-- begin Recorded information --

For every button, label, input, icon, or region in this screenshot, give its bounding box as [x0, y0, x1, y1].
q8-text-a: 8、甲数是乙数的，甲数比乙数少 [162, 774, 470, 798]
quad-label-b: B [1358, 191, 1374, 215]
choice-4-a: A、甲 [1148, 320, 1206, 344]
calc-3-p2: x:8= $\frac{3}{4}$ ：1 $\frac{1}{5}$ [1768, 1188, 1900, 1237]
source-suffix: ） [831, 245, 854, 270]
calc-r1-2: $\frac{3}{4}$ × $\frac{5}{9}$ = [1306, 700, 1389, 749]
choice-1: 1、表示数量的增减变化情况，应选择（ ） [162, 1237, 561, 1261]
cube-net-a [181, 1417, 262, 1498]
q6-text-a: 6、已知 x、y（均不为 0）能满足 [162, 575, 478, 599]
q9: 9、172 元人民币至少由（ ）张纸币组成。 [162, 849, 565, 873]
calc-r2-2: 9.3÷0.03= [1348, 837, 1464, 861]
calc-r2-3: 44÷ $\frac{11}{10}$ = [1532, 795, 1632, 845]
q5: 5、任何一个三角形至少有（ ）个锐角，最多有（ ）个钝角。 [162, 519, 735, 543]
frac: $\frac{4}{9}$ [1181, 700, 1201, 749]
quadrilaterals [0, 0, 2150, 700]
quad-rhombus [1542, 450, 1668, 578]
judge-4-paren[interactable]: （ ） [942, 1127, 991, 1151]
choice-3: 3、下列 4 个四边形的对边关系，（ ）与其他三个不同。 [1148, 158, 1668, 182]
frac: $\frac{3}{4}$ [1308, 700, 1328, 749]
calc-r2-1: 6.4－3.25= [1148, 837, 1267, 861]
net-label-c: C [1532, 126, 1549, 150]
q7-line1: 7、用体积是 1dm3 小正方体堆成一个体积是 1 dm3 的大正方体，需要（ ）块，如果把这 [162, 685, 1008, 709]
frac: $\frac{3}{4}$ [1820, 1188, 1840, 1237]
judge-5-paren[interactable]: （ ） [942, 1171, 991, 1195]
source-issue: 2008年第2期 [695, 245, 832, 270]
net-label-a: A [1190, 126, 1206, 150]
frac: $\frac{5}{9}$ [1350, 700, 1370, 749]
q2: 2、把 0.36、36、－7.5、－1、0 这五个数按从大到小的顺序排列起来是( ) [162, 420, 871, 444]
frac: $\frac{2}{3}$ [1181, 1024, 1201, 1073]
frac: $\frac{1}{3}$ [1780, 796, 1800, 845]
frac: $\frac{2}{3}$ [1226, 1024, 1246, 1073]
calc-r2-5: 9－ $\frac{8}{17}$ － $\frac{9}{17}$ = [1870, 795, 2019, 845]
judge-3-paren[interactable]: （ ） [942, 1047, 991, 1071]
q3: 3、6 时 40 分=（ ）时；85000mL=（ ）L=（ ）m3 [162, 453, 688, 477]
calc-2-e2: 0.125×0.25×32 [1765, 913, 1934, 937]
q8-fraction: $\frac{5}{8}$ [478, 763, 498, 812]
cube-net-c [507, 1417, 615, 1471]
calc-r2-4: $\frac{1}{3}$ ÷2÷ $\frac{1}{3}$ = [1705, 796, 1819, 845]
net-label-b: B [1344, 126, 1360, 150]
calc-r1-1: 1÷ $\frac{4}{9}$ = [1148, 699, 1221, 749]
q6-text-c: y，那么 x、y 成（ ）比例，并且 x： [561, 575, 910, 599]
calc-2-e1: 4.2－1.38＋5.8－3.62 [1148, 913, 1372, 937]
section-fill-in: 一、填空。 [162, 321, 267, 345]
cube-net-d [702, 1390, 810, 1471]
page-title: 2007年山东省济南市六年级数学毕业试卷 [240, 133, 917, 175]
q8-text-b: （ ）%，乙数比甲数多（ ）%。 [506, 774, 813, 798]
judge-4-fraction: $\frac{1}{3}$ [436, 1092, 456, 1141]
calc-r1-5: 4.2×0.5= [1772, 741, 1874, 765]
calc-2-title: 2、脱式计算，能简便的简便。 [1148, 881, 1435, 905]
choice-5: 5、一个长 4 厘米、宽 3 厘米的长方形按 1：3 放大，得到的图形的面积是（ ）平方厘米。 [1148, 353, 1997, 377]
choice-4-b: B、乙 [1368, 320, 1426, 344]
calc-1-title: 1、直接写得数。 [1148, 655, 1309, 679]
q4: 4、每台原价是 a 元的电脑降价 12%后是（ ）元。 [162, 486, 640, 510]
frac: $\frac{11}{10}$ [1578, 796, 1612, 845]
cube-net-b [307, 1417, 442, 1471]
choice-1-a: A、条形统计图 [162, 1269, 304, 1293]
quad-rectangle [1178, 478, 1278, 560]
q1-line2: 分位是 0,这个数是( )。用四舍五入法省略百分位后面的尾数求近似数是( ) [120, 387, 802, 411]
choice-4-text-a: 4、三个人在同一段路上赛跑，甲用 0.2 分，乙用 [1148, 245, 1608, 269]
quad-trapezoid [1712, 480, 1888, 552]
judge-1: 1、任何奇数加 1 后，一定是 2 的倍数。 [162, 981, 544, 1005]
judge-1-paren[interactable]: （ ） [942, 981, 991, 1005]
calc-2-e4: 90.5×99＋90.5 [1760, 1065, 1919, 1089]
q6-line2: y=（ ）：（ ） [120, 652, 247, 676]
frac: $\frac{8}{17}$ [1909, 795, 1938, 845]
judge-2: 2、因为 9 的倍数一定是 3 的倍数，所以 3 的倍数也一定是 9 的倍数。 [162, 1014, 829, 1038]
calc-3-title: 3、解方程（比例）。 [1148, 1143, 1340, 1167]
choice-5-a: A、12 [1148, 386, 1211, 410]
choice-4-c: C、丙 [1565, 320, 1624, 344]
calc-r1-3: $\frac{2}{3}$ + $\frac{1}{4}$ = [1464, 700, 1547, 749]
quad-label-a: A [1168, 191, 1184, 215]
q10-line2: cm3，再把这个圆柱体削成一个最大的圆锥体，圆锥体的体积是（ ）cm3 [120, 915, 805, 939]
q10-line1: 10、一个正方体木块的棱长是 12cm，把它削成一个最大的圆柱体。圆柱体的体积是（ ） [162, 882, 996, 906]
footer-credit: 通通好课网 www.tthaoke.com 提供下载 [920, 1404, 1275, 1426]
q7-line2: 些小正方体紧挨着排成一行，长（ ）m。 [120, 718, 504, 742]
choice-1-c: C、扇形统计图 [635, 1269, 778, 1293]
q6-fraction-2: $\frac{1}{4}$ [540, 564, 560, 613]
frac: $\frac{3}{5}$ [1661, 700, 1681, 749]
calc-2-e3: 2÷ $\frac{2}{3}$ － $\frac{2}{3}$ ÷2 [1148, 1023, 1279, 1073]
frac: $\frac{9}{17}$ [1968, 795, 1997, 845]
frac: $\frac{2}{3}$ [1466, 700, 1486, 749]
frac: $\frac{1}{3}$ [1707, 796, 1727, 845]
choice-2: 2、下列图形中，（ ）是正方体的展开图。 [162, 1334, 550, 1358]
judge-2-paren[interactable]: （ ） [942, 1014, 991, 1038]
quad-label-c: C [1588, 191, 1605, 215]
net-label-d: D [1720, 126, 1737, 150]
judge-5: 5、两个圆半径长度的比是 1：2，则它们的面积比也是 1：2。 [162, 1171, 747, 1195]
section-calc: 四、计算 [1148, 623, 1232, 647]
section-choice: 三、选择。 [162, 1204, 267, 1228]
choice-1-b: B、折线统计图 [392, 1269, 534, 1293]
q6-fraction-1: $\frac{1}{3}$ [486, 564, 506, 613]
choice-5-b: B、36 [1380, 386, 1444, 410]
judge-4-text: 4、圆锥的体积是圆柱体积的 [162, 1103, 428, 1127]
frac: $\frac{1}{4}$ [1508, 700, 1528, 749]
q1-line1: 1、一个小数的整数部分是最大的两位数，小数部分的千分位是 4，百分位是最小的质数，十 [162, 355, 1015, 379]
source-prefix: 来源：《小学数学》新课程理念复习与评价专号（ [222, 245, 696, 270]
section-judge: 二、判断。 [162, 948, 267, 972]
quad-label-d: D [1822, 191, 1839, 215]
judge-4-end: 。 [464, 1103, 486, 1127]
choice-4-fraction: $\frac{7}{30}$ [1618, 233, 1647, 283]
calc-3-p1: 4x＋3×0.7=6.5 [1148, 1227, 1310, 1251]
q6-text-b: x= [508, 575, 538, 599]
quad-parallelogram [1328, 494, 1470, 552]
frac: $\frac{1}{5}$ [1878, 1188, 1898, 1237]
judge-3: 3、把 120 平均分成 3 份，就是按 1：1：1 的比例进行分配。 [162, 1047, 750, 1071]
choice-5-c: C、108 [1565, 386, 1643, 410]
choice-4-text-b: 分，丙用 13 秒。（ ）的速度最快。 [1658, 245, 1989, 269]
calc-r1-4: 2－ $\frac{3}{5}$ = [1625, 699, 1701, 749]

-- end Recorded information --

*Goal*: Format the items running from the start of the records through the line that contains "700, 1389, 749]" as a Markdown table with the columns Row and Line. Give each line its row number, and leave out any blank lines.

*Task result*:
| Row | Line |
|---|---|
| 1 | For every button, label, input, icon, or region in this screenshot, give its bounding box as [x0, y0, x1, y1]. |
| 2 | q8-text-a: 8、甲数是乙数的，甲数比乙数少 [162, 774, 470, 798] |
| 3 | quad-label-b: B [1358, 191, 1374, 215] |
| 4 | choice-4-a: A、甲 [1148, 320, 1206, 344] |
| 5 | calc-3-p2: x:8= $\frac{3}{4}$ ：1 $\frac{1}{5}$ [1768, 1188, 1900, 1237] |
| 6 | source-suffix: ） [831, 245, 854, 270] |
| 7 | calc-r1-2: $\frac{3}{4}$ × $\frac{5}{9}$ = [1306, 700, 1389, 749] |